*WHAT YOU NEED TO DO:*
A – In the goat post, what are the writer's two goats intended to be used for?
B – Repeat the part of the goat post starting at "Both are de-horned" and ending at "don't mess around.".
C – Pick up the goat post after its last sentence and continue writing it.

Both are de-horned but have nubs and hard heads as the neighbors dog found out when we got home. Dog came up to them and they double teamed the dog, Dog went home yipping, things have settled down here now my dog they let run with them, neighbors dog is on the watch list (White Husky and a young dog) He is learning fast Goats don't mess around.
Boy's are intended as weed eaters,Pack Goats, and horse pets.
Both are very people oriented (They came that way) know theie name and to a certain point can be trusted to stick around my campsite area. They like to help me cook.
Yes, I usually try to cook outside most of the year.
Well as it so happened the night of the Democratic Debates, I was out cooking with the radio on listening, the boys were around looking for vegetable scraps. 
Every time Hillery's voice would come on air One or the other would express their opinion with a pile of Goat pellets.
When Berni Sanders would come on the would lay their ears back and go to head butting position. 
I think I have a couple very Republican goats, that is just fine with me.
Oh ya, forgot to mention the boys have figured out it is fun to ride in the back seat of my truck too. Cooler weather down here in South Carolina now so we may just have some fun with the "City Folk" in Greenville SC and take them to town shopping.

*DATA SECTION:*
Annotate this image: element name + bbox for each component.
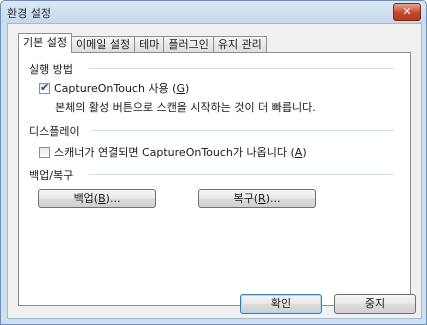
- tab-plugins[interactable]: 플러그인: [163, 36, 214, 53]
- checkmark-icon: ✔: [40, 80, 50, 94]
- tab-panel-basic-settings: 실행 방법 ✔ CaptureOnTouch 사용 (G) 본체의 활성 버튼으…: [18, 52, 411, 306]
- cancel-button[interactable]: 중지: [334, 294, 416, 314]
- dialog-client-area: 기본 설정 이메일 설정 테마 플러그인 유지 관리 실행 방법 ✔ Captu…: [7, 23, 422, 319]
- ok-button[interactable]: 확인: [240, 294, 322, 314]
- window-title: 환경 설정: [7, 7, 51, 20]
- tab-basic-settings[interactable]: 기본 설정: [18, 33, 72, 53]
- tab-bar: 기본 설정 이메일 설정 테마 플러그인 유지 관리: [18, 33, 267, 53]
- close-icon: ✕: [402, 5, 412, 18]
- tab-theme[interactable]: 테마: [134, 36, 165, 53]
- restore-button[interactable]: 복구(R)...: [198, 189, 316, 208]
- group-divider: [89, 174, 394, 175]
- backup-group-title: 백업/복구: [29, 167, 78, 183]
- use-captureontouch-checkbox[interactable]: ✔: [39, 80, 50, 94]
- group-divider: [89, 68, 394, 69]
- tab-email-settings[interactable]: 이메일 설정: [70, 36, 136, 53]
- show-on-connect-label: 스캐너가 연결되면 CaptureOnTouch가 나옵니다 (A): [54, 146, 307, 159]
- display-group-title: 디스플레이: [29, 123, 84, 139]
- run-method-description: 본체의 활성 버튼으로 스캔을 시작하는 것이 더 빠릅니다.: [55, 101, 316, 114]
- preferences-window: 환경 설정 ✕ 기본 설정 이메일 설정 테마 플러그인 유지 관리 실행 방법…: [0, 0, 427, 325]
- run-method-group-title: 실행 방법: [29, 61, 77, 77]
- use-captureontouch-label: CaptureOnTouch 사용 (G): [54, 82, 190, 95]
- title-bar[interactable]: 환경 설정 ✕: [1, 1, 426, 23]
- show-on-connect-checkbox[interactable]: [39, 146, 50, 158]
- backup-button[interactable]: 백업(B)...: [38, 189, 156, 208]
- show-on-connect-option[interactable]: 스캐너가 연결되면 CaptureOnTouch가 나옵니다 (A): [39, 144, 307, 160]
- use-captureontouch-option[interactable]: ✔ CaptureOnTouch 사용 (G): [39, 80, 189, 96]
- tab-maintenance[interactable]: 유지 관리: [212, 36, 267, 53]
- close-button[interactable]: ✕: [393, 3, 421, 21]
- group-divider: [91, 130, 394, 131]
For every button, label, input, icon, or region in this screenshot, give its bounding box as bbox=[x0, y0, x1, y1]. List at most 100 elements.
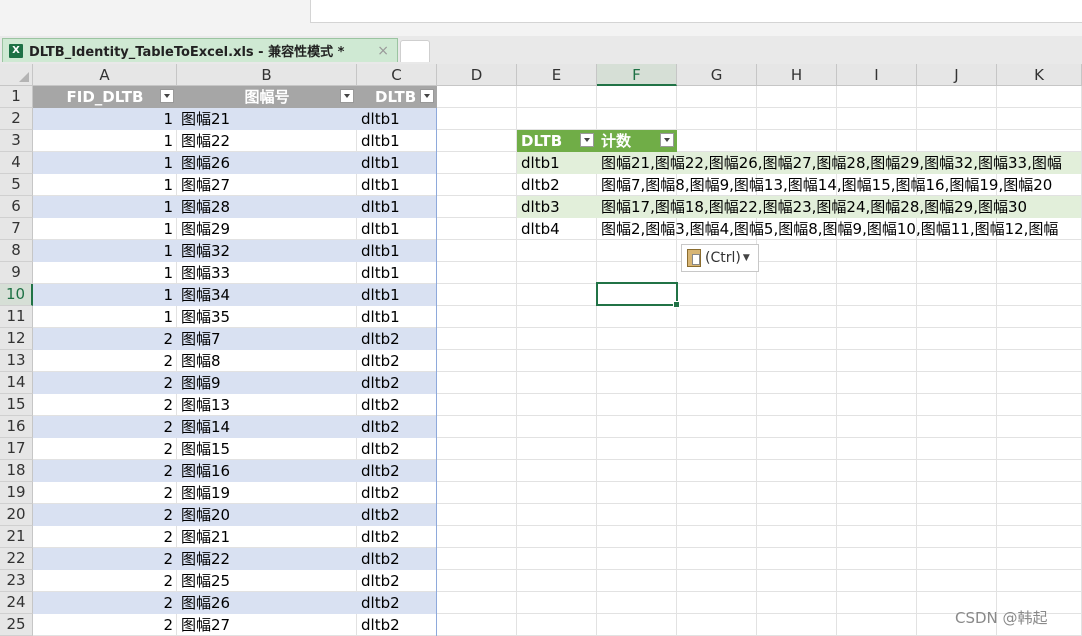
column-header-a[interactable]: A bbox=[33, 64, 177, 86]
cell-fid[interactable]: 2 bbox=[33, 416, 177, 438]
column-header-b[interactable]: B bbox=[177, 64, 357, 86]
row-header-11[interactable]: 11 bbox=[0, 306, 33, 328]
table-header-dltb[interactable]: DLTB bbox=[357, 86, 437, 108]
cell-fid[interactable]: 2 bbox=[33, 482, 177, 504]
row-header-3[interactable]: 3 bbox=[0, 130, 33, 152]
cell-fid[interactable]: 2 bbox=[33, 570, 177, 592]
cell-fid[interactable]: 1 bbox=[33, 240, 177, 262]
row-header-1[interactable]: 1 bbox=[0, 86, 33, 108]
pivot-cell-dltb[interactable]: dltb4 bbox=[517, 218, 597, 240]
cell-tufu[interactable]: 图幅25 bbox=[177, 570, 357, 592]
row-header-2[interactable]: 2 bbox=[0, 108, 33, 130]
row-header-24[interactable]: 24 bbox=[0, 592, 33, 614]
pivot-cell-dltb[interactable]: dltb1 bbox=[517, 152, 597, 174]
cell-fid[interactable]: 1 bbox=[33, 306, 177, 328]
cell-fid[interactable]: 2 bbox=[33, 372, 177, 394]
pivot-cell-count[interactable]: 图幅21,图幅22,图幅26,图幅27,图幅28,图幅29,图幅32,图幅33,… bbox=[597, 152, 1081, 174]
row-header-10[interactable]: 10 bbox=[0, 284, 33, 306]
filter-dropdown-icon[interactable] bbox=[160, 89, 174, 103]
paste-options-button[interactable]: (Ctrl) ▼ bbox=[681, 244, 759, 272]
row-header-9[interactable]: 9 bbox=[0, 262, 33, 284]
cell-tufu[interactable]: 图幅15 bbox=[177, 438, 357, 460]
cell-dltb[interactable]: dltb2 bbox=[357, 482, 437, 504]
cell-tufu[interactable]: 图幅20 bbox=[177, 504, 357, 526]
filter-dropdown-icon[interactable] bbox=[340, 89, 354, 103]
cell-fid[interactable]: 2 bbox=[33, 614, 177, 636]
row-header-13[interactable]: 13 bbox=[0, 350, 33, 372]
cell-dltb[interactable]: dltb2 bbox=[357, 548, 437, 570]
cell-tufu[interactable]: 图幅27 bbox=[177, 614, 357, 636]
row-header-25[interactable]: 25 bbox=[0, 614, 33, 636]
cell-tufu[interactable]: 图幅13 bbox=[177, 394, 357, 416]
cell-fid[interactable]: 2 bbox=[33, 526, 177, 548]
column-header-d[interactable]: D bbox=[437, 64, 517, 86]
cell-dltb[interactable]: dltb2 bbox=[357, 394, 437, 416]
pivot-cell-dltb[interactable]: dltb3 bbox=[517, 196, 597, 218]
row-header-15[interactable]: 15 bbox=[0, 394, 33, 416]
cell-tufu[interactable]: 图幅14 bbox=[177, 416, 357, 438]
formula-bar[interactable] bbox=[310, 0, 1082, 23]
cell-fid[interactable]: 1 bbox=[33, 284, 177, 306]
cell-tufu[interactable]: 图幅16 bbox=[177, 460, 357, 482]
cell-tufu[interactable]: 图幅8 bbox=[177, 350, 357, 372]
pivot-header-count[interactable]: 计数 bbox=[597, 130, 677, 152]
cell-tufu[interactable]: 图幅33 bbox=[177, 262, 357, 284]
pivot-cell-count[interactable]: 图幅17,图幅18,图幅22,图幅23,图幅24,图幅28,图幅29,图幅30 bbox=[597, 196, 1081, 218]
cell-fid[interactable]: 2 bbox=[33, 350, 177, 372]
cell-fid[interactable]: 2 bbox=[33, 592, 177, 614]
cell-tufu[interactable]: 图幅21 bbox=[177, 108, 357, 130]
cell-tufu[interactable]: 图幅34 bbox=[177, 284, 357, 306]
new-tab-button[interactable] bbox=[400, 40, 430, 62]
cell-dltb[interactable]: dltb2 bbox=[357, 570, 437, 592]
cell-fid[interactable]: 1 bbox=[33, 174, 177, 196]
row-header-12[interactable]: 12 bbox=[0, 328, 33, 350]
filter-dropdown-icon[interactable] bbox=[660, 133, 674, 147]
spreadsheet-grid[interactable]: ABCDEFGHIJK 1 2 3 4 5 6 7 8 9 10 11 12 13 14 15 16 17 18 1… bbox=[0, 64, 1082, 636]
cell-fid[interactable]: 1 bbox=[33, 262, 177, 284]
pivot-cell-count[interactable]: 图幅7,图幅8,图幅9,图幅13,图幅14,图幅15,图幅16,图幅19,图幅2… bbox=[597, 174, 1081, 196]
cell-tufu[interactable]: 图幅28 bbox=[177, 196, 357, 218]
cell-tufu[interactable]: 图幅35 bbox=[177, 306, 357, 328]
cell-dltb[interactable]: dltb2 bbox=[357, 592, 437, 614]
cell-fid[interactable]: 2 bbox=[33, 548, 177, 570]
cell-fid[interactable]: 1 bbox=[33, 218, 177, 240]
cell-tufu[interactable]: 图幅29 bbox=[177, 218, 357, 240]
cell-tufu[interactable]: 图幅32 bbox=[177, 240, 357, 262]
select-all-corner[interactable] bbox=[0, 64, 33, 86]
cell-dltb[interactable]: dltb1 bbox=[357, 218, 437, 240]
cell-fid[interactable]: 1 bbox=[33, 196, 177, 218]
cell-tufu[interactable]: 图幅22 bbox=[177, 130, 357, 152]
cell-fid[interactable]: 2 bbox=[33, 460, 177, 482]
table-header-tufuhao[interactable]: 图幅号 bbox=[177, 86, 357, 108]
cell-dltb[interactable]: dltb2 bbox=[357, 416, 437, 438]
cell-fid[interactable]: 1 bbox=[33, 152, 177, 174]
cell-fid[interactable]: 2 bbox=[33, 504, 177, 526]
cell-fid[interactable]: 2 bbox=[33, 438, 177, 460]
row-header-17[interactable]: 17 bbox=[0, 438, 33, 460]
cell-fid[interactable]: 2 bbox=[33, 328, 177, 350]
cell-dltb[interactable]: dltb1 bbox=[357, 284, 437, 306]
cell-dltb[interactable]: dltb2 bbox=[357, 438, 437, 460]
cell-dltb[interactable]: dltb2 bbox=[357, 350, 437, 372]
cell-dltb[interactable]: dltb2 bbox=[357, 504, 437, 526]
cell-tufu[interactable]: 图幅22 bbox=[177, 548, 357, 570]
cell-tufu[interactable]: 图幅19 bbox=[177, 482, 357, 504]
table-header-fid-dltb[interactable]: FID_DLTB bbox=[33, 86, 177, 108]
cell-dltb[interactable]: dltb2 bbox=[357, 526, 437, 548]
row-header-5[interactable]: 5 bbox=[0, 174, 33, 196]
row-header-23[interactable]: 23 bbox=[0, 570, 33, 592]
row-header-18[interactable]: 18 bbox=[0, 460, 33, 482]
cell-tufu[interactable]: 图幅27 bbox=[177, 174, 357, 196]
row-header-8[interactable]: 8 bbox=[0, 240, 33, 262]
cell-dltb[interactable]: dltb1 bbox=[357, 174, 437, 196]
cell-dltb[interactable]: dltb1 bbox=[357, 152, 437, 174]
column-header-c[interactable]: C bbox=[357, 64, 437, 86]
cell-dltb[interactable]: dltb1 bbox=[357, 108, 437, 130]
row-header-6[interactable]: 6 bbox=[0, 196, 33, 218]
cell-tufu[interactable]: 图幅21 bbox=[177, 526, 357, 548]
cell-fid[interactable]: 1 bbox=[33, 108, 177, 130]
cell-dltb[interactable]: dltb2 bbox=[357, 328, 437, 350]
row-header-16[interactable]: 16 bbox=[0, 416, 33, 438]
row-header-21[interactable]: 21 bbox=[0, 526, 33, 548]
row-header-19[interactable]: 19 bbox=[0, 482, 33, 504]
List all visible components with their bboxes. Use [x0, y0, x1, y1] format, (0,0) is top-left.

*TASK-BY-TASK RESULTS:*
A – Weed eaters, pack goats, and horse pets.

B –
Both are de-horned but have nubs and hard heads as the neighbors dog found out when we got home. Dog came up to them and they double teamed the dog, Dog went home yipping, things have settled down here now my dog they let run with them, neighbors dog is on the watch list (White Husky and a young dog) He is learning fast Goats don't mess around.

C –
Back to Feeding the boys.
They get all the brush they want, a treat of wet Beet pulp, DE, and low carb pelleted horse feed. I feed round bail hay to the horses that is just a grass mix we get local. Same source sells me a few small square bails for the goats but they only get a flake of that at night when penned up. There pen for now is one of my 3 horse stock trailers with a hay feeder and water buck in it. I would say Coyote and goat proof too. They seem to like the rubber matting with ceder chip bedding on the floor in there for overnight.
But are more than happy to go walk about with me when I head up to horse barn for feeding time. Horses are getting used to them being around.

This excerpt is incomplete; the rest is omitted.